::: DATASET

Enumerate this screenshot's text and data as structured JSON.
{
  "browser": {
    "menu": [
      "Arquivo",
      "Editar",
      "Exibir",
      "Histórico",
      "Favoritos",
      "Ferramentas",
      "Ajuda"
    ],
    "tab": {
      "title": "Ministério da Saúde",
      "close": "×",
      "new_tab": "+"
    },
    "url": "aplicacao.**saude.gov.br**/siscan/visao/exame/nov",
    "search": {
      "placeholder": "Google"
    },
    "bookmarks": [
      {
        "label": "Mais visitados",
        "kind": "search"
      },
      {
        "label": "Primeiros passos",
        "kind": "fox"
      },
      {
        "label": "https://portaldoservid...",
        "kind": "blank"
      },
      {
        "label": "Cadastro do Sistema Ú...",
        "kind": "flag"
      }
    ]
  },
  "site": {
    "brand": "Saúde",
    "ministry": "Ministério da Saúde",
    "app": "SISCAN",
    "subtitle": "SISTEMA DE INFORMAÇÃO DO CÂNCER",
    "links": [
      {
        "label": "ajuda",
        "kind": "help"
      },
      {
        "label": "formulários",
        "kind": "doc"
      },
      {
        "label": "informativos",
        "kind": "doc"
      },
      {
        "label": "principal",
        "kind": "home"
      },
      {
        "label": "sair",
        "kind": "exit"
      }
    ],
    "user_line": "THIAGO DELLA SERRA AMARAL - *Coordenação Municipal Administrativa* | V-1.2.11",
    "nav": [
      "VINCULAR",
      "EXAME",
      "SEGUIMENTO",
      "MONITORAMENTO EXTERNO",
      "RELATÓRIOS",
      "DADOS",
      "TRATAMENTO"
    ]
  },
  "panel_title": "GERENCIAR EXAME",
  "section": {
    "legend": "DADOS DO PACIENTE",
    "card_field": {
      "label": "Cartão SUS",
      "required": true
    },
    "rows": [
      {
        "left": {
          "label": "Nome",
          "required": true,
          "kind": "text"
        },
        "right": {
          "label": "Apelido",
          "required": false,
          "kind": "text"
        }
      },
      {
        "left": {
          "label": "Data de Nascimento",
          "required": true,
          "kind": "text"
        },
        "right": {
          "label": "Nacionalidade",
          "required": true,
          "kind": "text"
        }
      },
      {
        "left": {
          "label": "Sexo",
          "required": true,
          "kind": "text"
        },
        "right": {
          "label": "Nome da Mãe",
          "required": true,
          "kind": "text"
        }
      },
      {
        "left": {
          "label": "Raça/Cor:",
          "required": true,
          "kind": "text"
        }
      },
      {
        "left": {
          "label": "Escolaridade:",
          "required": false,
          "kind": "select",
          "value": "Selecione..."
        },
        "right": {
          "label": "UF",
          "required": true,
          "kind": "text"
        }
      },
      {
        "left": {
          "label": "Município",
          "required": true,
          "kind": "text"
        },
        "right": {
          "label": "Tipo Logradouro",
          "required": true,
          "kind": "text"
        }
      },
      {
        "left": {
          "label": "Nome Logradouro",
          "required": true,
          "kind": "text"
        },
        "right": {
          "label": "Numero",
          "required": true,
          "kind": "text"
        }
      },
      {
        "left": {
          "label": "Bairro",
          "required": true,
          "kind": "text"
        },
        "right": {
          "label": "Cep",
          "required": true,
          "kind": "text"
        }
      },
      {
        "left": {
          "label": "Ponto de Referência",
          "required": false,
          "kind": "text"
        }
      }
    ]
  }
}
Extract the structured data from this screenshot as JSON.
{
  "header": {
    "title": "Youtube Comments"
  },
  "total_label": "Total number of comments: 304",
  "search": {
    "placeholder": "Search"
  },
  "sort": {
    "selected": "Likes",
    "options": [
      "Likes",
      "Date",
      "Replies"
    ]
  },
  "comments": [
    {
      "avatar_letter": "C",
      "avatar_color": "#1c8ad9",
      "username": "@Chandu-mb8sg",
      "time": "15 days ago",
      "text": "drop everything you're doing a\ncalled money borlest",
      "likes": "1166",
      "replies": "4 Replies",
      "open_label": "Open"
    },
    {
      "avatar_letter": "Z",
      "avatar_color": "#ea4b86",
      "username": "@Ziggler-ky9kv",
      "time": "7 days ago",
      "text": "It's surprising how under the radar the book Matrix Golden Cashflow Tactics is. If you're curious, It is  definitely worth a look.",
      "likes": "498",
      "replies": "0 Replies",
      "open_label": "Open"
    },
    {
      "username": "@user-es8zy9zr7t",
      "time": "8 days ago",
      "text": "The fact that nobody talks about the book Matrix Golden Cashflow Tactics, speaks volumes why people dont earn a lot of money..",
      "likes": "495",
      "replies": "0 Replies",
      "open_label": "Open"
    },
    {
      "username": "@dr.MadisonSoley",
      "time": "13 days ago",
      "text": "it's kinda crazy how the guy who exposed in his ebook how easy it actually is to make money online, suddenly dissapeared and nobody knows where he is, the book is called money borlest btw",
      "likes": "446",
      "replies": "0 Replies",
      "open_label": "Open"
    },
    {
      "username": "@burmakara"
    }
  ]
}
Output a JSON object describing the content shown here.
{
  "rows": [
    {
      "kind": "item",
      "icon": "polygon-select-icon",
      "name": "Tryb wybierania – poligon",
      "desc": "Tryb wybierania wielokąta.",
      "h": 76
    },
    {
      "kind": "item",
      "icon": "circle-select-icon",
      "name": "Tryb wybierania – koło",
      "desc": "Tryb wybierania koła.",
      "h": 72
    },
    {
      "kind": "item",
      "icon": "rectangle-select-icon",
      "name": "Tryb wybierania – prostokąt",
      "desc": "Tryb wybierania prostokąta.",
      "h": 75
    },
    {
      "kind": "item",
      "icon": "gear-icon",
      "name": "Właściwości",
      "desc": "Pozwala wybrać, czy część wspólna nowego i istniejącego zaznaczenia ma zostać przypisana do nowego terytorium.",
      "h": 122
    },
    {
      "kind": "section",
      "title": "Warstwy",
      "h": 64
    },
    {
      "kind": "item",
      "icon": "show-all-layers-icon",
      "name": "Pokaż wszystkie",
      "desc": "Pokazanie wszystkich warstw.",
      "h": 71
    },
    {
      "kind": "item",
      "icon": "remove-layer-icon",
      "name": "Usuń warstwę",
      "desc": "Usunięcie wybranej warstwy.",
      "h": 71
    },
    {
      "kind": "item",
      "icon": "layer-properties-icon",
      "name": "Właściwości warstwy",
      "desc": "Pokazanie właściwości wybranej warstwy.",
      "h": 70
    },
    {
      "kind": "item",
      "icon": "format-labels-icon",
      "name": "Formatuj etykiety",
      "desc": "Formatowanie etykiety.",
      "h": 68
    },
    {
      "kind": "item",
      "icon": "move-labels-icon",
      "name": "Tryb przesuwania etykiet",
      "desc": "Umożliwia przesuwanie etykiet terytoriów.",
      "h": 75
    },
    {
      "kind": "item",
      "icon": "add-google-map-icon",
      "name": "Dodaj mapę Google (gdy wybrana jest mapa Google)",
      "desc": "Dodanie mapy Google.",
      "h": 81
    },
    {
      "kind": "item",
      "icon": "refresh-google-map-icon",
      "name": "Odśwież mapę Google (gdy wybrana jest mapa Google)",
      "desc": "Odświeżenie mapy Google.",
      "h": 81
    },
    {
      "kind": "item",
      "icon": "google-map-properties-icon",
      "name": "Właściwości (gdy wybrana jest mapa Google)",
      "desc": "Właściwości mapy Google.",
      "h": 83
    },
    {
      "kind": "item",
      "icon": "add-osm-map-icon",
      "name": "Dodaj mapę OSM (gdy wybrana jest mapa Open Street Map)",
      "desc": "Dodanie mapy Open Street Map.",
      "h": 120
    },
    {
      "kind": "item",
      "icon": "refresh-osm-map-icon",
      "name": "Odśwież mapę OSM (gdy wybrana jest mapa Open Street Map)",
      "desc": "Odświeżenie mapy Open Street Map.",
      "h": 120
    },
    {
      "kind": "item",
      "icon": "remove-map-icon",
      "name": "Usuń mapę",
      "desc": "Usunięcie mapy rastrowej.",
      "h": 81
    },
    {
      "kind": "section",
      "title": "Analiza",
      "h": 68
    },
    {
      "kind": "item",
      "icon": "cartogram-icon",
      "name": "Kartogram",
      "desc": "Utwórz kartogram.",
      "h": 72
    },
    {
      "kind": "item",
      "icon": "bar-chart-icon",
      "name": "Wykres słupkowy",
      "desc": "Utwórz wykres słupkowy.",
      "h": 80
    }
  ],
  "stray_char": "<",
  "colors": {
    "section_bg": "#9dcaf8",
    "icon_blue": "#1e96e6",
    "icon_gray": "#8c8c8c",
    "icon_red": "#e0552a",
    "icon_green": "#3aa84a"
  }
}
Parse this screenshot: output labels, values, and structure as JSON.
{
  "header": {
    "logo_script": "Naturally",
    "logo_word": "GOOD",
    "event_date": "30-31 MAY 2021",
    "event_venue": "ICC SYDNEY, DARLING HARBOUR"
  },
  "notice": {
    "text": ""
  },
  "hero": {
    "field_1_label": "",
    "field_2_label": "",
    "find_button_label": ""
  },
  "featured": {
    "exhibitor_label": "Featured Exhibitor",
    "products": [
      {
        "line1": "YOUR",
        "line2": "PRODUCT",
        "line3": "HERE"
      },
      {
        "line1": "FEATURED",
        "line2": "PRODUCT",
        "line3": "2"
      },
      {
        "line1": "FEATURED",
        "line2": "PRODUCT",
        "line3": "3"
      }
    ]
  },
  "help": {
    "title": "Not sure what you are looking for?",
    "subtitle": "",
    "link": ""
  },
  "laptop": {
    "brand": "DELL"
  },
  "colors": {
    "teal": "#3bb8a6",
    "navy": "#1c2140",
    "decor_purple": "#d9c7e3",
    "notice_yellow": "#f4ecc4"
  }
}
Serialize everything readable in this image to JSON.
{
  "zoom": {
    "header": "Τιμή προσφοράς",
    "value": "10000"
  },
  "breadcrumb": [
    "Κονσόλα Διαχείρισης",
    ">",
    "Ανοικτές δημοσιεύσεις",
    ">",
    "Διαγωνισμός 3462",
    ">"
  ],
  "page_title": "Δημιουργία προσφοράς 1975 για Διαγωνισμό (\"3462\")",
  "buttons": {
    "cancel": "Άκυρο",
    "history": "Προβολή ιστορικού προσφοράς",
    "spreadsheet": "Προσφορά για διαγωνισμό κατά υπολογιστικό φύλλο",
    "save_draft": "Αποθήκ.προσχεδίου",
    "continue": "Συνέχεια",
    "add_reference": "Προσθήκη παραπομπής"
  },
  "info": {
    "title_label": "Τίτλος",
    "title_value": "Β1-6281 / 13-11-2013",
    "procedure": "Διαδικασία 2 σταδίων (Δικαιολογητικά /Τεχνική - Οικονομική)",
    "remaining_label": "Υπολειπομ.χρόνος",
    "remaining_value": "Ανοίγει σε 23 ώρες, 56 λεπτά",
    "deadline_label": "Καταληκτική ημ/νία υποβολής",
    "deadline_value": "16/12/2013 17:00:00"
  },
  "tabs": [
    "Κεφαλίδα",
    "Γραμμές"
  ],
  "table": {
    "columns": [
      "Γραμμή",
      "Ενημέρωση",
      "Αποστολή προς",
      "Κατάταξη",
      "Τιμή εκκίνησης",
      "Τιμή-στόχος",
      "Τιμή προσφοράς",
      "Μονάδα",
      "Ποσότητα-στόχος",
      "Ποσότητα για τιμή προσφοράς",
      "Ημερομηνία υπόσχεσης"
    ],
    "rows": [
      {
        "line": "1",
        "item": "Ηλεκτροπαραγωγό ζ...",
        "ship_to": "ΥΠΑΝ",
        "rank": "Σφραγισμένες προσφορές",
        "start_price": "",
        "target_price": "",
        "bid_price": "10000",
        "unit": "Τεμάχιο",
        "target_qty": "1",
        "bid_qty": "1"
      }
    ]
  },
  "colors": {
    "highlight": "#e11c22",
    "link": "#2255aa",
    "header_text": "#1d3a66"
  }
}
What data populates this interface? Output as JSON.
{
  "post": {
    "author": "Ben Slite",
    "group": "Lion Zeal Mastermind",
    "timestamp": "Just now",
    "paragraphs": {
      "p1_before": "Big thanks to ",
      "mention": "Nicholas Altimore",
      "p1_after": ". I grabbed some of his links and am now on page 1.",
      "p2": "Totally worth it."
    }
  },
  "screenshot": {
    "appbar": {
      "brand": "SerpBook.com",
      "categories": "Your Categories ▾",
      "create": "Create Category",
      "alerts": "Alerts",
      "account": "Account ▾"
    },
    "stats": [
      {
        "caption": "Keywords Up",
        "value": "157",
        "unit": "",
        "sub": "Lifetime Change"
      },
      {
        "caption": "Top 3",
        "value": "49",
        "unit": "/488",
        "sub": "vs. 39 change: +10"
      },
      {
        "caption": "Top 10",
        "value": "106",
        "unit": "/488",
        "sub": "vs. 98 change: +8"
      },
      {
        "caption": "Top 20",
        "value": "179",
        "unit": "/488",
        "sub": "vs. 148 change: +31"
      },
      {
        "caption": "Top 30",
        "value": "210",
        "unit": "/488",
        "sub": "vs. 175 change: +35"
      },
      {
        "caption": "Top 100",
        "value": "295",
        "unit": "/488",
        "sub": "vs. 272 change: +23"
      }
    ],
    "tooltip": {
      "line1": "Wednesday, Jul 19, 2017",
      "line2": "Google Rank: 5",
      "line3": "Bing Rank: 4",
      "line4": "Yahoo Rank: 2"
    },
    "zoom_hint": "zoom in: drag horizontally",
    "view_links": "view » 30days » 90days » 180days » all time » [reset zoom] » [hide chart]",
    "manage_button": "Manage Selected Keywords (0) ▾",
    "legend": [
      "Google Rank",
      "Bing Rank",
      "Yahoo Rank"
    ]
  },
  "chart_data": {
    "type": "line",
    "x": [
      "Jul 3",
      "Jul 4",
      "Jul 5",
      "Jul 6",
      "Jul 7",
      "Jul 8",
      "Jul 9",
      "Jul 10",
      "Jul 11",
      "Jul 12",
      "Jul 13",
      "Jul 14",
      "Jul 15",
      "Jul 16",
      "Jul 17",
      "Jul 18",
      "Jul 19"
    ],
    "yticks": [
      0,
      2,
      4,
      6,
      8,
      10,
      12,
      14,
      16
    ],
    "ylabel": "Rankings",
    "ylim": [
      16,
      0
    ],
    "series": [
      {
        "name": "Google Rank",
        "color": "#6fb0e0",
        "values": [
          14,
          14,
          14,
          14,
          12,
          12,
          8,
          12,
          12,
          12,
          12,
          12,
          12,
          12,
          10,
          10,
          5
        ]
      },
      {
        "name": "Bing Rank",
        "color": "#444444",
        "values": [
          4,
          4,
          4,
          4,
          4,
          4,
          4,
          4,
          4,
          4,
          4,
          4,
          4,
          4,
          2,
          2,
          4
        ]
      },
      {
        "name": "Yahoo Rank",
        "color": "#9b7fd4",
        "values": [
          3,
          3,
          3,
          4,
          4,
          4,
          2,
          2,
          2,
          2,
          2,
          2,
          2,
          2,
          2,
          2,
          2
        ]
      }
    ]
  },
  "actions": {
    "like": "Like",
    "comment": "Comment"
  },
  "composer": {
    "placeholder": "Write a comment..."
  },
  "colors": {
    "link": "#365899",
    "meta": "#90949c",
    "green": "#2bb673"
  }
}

::::::

> [REQUIRED WORK]:
In the entries above, find lines with "Saúde" and copy each.

> [REPLY TO THE EXERCISE]:
      "title": "Ministério da Saúde",
    "brand": "Saúde",
    "ministry": "Ministério da Saúde",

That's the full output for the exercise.